[Dataset items]

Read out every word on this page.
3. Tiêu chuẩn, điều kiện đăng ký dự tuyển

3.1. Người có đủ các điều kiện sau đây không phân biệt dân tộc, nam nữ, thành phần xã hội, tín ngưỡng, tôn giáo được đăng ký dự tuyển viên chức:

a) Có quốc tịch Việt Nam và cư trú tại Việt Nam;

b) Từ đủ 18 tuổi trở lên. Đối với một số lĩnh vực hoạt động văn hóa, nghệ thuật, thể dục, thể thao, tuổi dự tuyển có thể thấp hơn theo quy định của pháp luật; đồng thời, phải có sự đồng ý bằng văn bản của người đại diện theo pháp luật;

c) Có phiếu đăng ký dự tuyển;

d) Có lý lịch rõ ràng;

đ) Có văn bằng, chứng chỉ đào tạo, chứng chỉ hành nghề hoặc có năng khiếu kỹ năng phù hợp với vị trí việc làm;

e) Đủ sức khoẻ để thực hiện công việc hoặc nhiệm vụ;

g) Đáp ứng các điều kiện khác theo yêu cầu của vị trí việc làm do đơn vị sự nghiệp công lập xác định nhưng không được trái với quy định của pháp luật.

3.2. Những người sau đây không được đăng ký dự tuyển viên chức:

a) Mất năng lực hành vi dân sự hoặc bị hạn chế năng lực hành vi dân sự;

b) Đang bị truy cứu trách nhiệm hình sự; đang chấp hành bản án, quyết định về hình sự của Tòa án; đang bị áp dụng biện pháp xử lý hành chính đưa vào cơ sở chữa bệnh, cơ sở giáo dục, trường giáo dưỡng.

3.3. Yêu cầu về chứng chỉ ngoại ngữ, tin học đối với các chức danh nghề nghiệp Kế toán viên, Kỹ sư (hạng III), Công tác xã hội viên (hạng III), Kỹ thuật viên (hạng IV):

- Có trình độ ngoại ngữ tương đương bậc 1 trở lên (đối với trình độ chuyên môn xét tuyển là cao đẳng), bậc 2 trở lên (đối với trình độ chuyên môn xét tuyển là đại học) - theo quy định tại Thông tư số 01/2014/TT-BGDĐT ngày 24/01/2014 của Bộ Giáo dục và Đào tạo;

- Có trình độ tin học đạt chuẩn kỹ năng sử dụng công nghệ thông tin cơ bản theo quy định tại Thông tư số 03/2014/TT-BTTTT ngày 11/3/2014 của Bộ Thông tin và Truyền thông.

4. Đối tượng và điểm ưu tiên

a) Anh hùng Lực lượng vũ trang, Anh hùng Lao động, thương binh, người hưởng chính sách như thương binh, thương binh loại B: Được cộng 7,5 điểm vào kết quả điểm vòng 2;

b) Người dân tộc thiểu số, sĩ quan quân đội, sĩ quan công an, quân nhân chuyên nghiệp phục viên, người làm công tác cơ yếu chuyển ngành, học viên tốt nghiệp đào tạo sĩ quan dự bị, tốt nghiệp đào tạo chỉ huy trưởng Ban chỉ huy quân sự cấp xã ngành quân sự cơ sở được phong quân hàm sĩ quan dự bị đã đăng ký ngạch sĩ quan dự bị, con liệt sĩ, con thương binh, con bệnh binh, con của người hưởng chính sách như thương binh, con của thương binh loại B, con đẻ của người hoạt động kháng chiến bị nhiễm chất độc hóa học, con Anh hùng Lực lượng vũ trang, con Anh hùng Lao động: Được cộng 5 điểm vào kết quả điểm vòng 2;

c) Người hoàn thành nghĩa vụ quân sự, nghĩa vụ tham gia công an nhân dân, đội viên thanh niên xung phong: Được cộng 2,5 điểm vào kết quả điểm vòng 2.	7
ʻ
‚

*EXERCISE*
Scan the material line by line and report each one that contains "điều".

*SOLUTION TO THIS PROBLEM*
3. Tiêu chuẩn, điều kiện đăng ký dự tuyển
3.1. Người có đủ các điều kiện sau đây không phân biệt dân tộc, nam nữ, thành phần xã hội, tín ngưỡng, tôn giáo được đăng ký dự tuyển viên chức:
g) Đáp ứng các điều kiện khác theo yêu cầu của vị trí việc làm do đơn vị sự nghiệp công lập xác định nhưng không được trái với quy định của pháp luật.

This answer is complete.